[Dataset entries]
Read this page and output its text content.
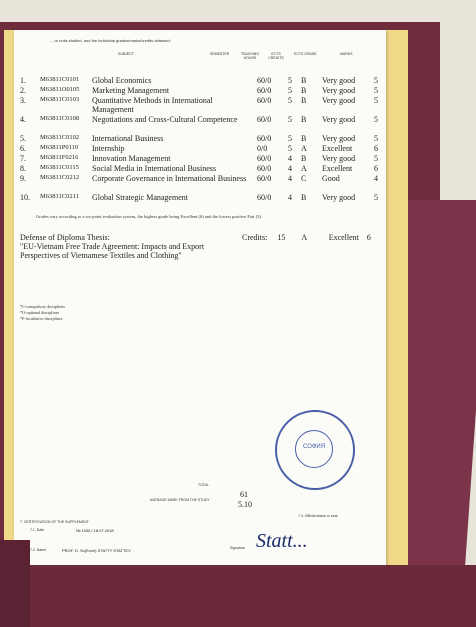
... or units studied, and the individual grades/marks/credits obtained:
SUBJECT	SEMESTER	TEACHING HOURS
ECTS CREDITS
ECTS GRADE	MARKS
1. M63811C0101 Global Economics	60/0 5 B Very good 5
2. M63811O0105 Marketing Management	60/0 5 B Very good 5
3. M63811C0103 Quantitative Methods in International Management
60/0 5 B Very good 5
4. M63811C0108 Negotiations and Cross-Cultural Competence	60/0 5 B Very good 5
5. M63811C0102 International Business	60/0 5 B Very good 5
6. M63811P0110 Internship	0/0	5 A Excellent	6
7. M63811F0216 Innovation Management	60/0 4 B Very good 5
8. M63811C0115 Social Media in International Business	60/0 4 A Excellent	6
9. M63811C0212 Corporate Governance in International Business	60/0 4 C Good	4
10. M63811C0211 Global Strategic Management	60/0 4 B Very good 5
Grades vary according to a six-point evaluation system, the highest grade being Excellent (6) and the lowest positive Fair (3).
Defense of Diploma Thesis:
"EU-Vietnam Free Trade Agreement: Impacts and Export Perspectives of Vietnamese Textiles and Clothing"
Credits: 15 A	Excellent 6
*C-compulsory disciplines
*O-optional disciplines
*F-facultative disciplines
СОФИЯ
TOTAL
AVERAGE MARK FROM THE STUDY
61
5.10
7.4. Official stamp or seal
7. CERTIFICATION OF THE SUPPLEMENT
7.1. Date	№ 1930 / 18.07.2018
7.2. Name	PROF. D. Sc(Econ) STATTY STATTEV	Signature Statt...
---
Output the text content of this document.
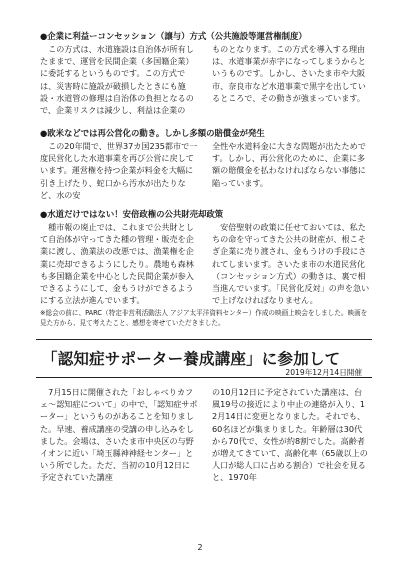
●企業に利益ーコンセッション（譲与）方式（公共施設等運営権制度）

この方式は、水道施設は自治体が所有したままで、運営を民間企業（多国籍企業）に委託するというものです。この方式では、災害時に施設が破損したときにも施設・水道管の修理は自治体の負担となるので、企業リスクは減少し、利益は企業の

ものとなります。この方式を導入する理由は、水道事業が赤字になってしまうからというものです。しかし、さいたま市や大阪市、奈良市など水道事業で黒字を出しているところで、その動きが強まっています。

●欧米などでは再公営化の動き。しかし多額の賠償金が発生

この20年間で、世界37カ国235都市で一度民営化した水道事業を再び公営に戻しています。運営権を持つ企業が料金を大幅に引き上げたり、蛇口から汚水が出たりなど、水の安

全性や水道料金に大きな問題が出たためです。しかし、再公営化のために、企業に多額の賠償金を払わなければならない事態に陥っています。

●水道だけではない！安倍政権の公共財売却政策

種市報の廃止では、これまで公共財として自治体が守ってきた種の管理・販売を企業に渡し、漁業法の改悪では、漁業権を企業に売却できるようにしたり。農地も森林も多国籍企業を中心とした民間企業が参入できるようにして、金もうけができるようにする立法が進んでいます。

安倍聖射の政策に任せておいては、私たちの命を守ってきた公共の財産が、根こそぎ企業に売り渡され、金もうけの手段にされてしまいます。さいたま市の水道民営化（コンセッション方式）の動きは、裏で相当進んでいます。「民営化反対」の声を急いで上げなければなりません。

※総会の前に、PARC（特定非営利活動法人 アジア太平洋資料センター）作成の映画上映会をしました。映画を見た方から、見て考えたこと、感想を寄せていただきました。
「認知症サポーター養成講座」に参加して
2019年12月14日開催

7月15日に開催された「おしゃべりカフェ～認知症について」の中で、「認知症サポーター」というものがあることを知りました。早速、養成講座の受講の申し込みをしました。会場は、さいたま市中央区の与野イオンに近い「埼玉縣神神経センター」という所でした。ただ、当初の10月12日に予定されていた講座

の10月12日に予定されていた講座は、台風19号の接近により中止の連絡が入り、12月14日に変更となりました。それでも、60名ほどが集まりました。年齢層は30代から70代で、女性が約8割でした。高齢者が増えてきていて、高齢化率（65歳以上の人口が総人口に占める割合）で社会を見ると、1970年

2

Exercise
All lines in the data that contain the word "International" should be copied.

Full solution
3. M63811C0103 Quantitative Methods in International Management
5. M63811C0102 International Business	60/0 5 B Very good 5
8. M63811C0115 Social Media in International Business	60/0 4 A Excellent	6
9. M63811C0212 Corporate Governance in International Business	60/0 4 C Good	4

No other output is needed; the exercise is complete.